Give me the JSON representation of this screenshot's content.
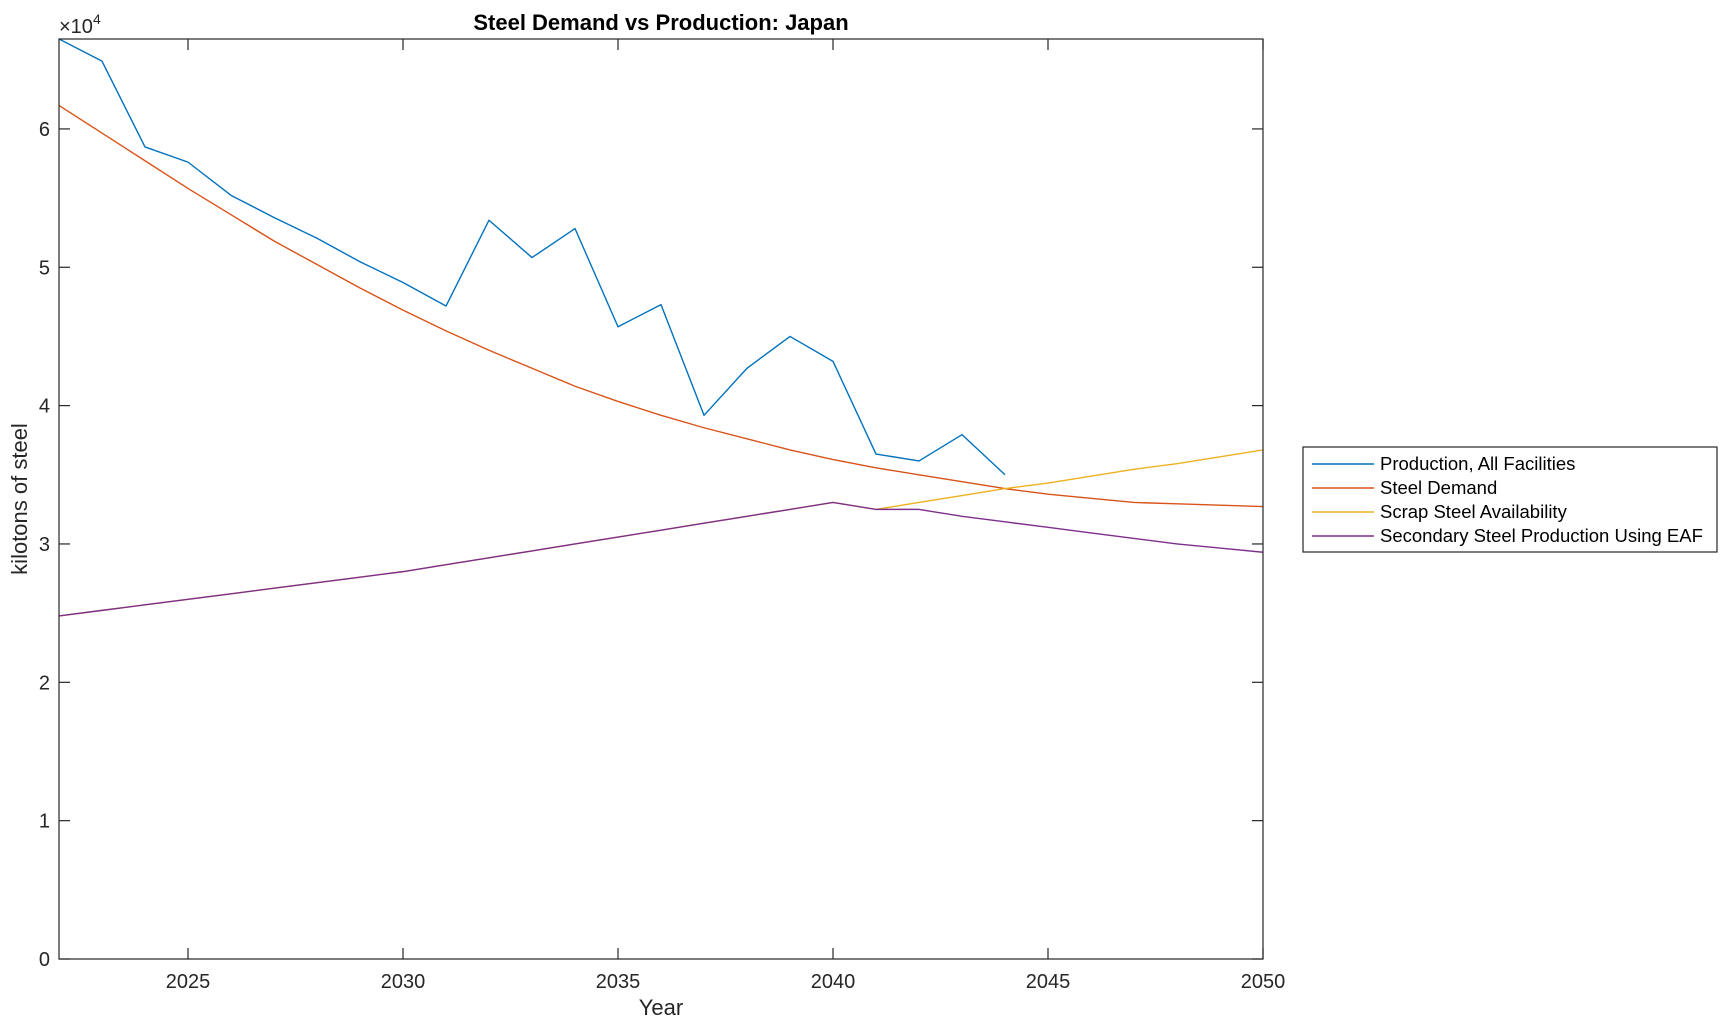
{
  "chart_data": {
    "type": "line",
    "title": "Steel Demand vs Production: Japan",
    "xlabel": "Year",
    "ylabel": "kilotons of steel",
    "exponent_label_base": "×10",
    "exponent_label_power": "4",
    "xlim": [
      2022,
      2050
    ],
    "ylim": [
      0,
      66500
    ],
    "x_ticks": [
      2025,
      2030,
      2035,
      2040,
      2045,
      2050
    ],
    "y_ticks": [
      0,
      10000,
      20000,
      30000,
      40000,
      50000,
      60000
    ],
    "y_tick_labels": [
      "0",
      "1",
      "2",
      "3",
      "4",
      "5",
      "6"
    ],
    "grid": false,
    "legend_position": "outside right",
    "x": [
      2022,
      2023,
      2024,
      2025,
      2026,
      2027,
      2028,
      2029,
      2030,
      2031,
      2032,
      2033,
      2034,
      2035,
      2036,
      2037,
      2038,
      2039,
      2040,
      2041,
      2042,
      2043,
      2044,
      2045,
      2046,
      2047,
      2048,
      2049,
      2050
    ],
    "series": [
      {
        "name": "Production, All Facilities",
        "color": "#0072BD",
        "values": [
          66500,
          64900,
          58700,
          57600,
          55200,
          53600,
          52100,
          50400,
          48900,
          47200,
          53400,
          50700,
          52800,
          45700,
          47300,
          39300,
          42700,
          45000,
          43200,
          36500,
          36000,
          37900,
          35000,
          null,
          null,
          null,
          null,
          null,
          null
        ]
      },
      {
        "name": "Steel Demand",
        "color": "#D95319",
        "values": [
          61700,
          59700,
          57700,
          55700,
          53800,
          51900,
          50200,
          48500,
          46900,
          45400,
          44000,
          42700,
          41400,
          40300,
          39300,
          38400,
          37600,
          36800,
          36100,
          35500,
          35000,
          34500,
          34000,
          33600,
          33300,
          33000,
          32900,
          32800,
          32700
        ]
      },
      {
        "name": "Scrap Steel Availability",
        "color": "#EDB120",
        "values": [
          24800,
          25200,
          25600,
          26000,
          26400,
          26800,
          27200,
          27600,
          28000,
          28500,
          29000,
          29500,
          30000,
          30500,
          31000,
          31500,
          32000,
          32500,
          33000,
          32500,
          33000,
          33500,
          34000,
          34400,
          34900,
          35400,
          35800,
          36300,
          36800
        ]
      },
      {
        "name": "Secondary Steel Production Using EAF",
        "color": "#7E2F8E",
        "values": [
          24800,
          25200,
          25600,
          26000,
          26400,
          26800,
          27200,
          27600,
          28000,
          28500,
          29000,
          29500,
          30000,
          30500,
          31000,
          31500,
          32000,
          32500,
          33000,
          32500,
          32500,
          32000,
          31600,
          31200,
          30800,
          30400,
          30000,
          29700,
          29400
        ]
      }
    ]
  }
}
******************************
_WRITTEN TASK_
Reproduce all of the material exactly, apart from the pictures.

_THE SOLUTION_
Give me the JSON representation of this screenshot's content.
{
  "chart_data": {
    "type": "line",
    "title": "Steel Demand vs Production: Japan",
    "xlabel": "Year",
    "ylabel": "kilotons of steel",
    "exponent_label_base": "×10",
    "exponent_label_power": "4",
    "xlim": [
      2022,
      2050
    ],
    "ylim": [
      0,
      66500
    ],
    "x_ticks": [
      2025,
      2030,
      2035,
      2040,
      2045,
      2050
    ],
    "y_ticks": [
      0,
      10000,
      20000,
      30000,
      40000,
      50000,
      60000
    ],
    "y_tick_labels": [
      "0",
      "1",
      "2",
      "3",
      "4",
      "5",
      "6"
    ],
    "grid": false,
    "legend_position": "outside right",
    "x": [
      2022,
      2023,
      2024,
      2025,
      2026,
      2027,
      2028,
      2029,
      2030,
      2031,
      2032,
      2033,
      2034,
      2035,
      2036,
      2037,
      2038,
      2039,
      2040,
      2041,
      2042,
      2043,
      2044,
      2045,
      2046,
      2047,
      2048,
      2049,
      2050
    ],
    "series": [
      {
        "name": "Production, All Facilities",
        "color": "#0072BD",
        "values": [
          66500,
          64900,
          58700,
          57600,
          55200,
          53600,
          52100,
          50400,
          48900,
          47200,
          53400,
          50700,
          52800,
          45700,
          47300,
          39300,
          42700,
          45000,
          43200,
          36500,
          36000,
          37900,
          35000,
          null,
          null,
          null,
          null,
          null,
          null
        ]
      },
      {
        "name": "Steel Demand",
        "color": "#D95319",
        "values": [
          61700,
          59700,
          57700,
          55700,
          53800,
          51900,
          50200,
          48500,
          46900,
          45400,
          44000,
          42700,
          41400,
          40300,
          39300,
          38400,
          37600,
          36800,
          36100,
          35500,
          35000,
          34500,
          34000,
          33600,
          33300,
          33000,
          32900,
          32800,
          32700
        ]
      },
      {
        "name": "Scrap Steel Availability",
        "color": "#EDB120",
        "values": [
          24800,
          25200,
          25600,
          26000,
          26400,
          26800,
          27200,
          27600,
          28000,
          28500,
          29000,
          29500,
          30000,
          30500,
          31000,
          31500,
          32000,
          32500,
          33000,
          32500,
          33000,
          33500,
          34000,
          34400,
          34900,
          35400,
          35800,
          36300,
          36800
        ]
      },
      {
        "name": "Secondary Steel Production Using EAF",
        "color": "#7E2F8E",
        "values": [
          24800,
          25200,
          25600,
          26000,
          26400,
          26800,
          27200,
          27600,
          28000,
          28500,
          29000,
          29500,
          30000,
          30500,
          31000,
          31500,
          32000,
          32500,
          33000,
          32500,
          32500,
          32000,
          31600,
          31200,
          30800,
          30400,
          30000,
          29700,
          29400
        ]
      }
    ]
  }
}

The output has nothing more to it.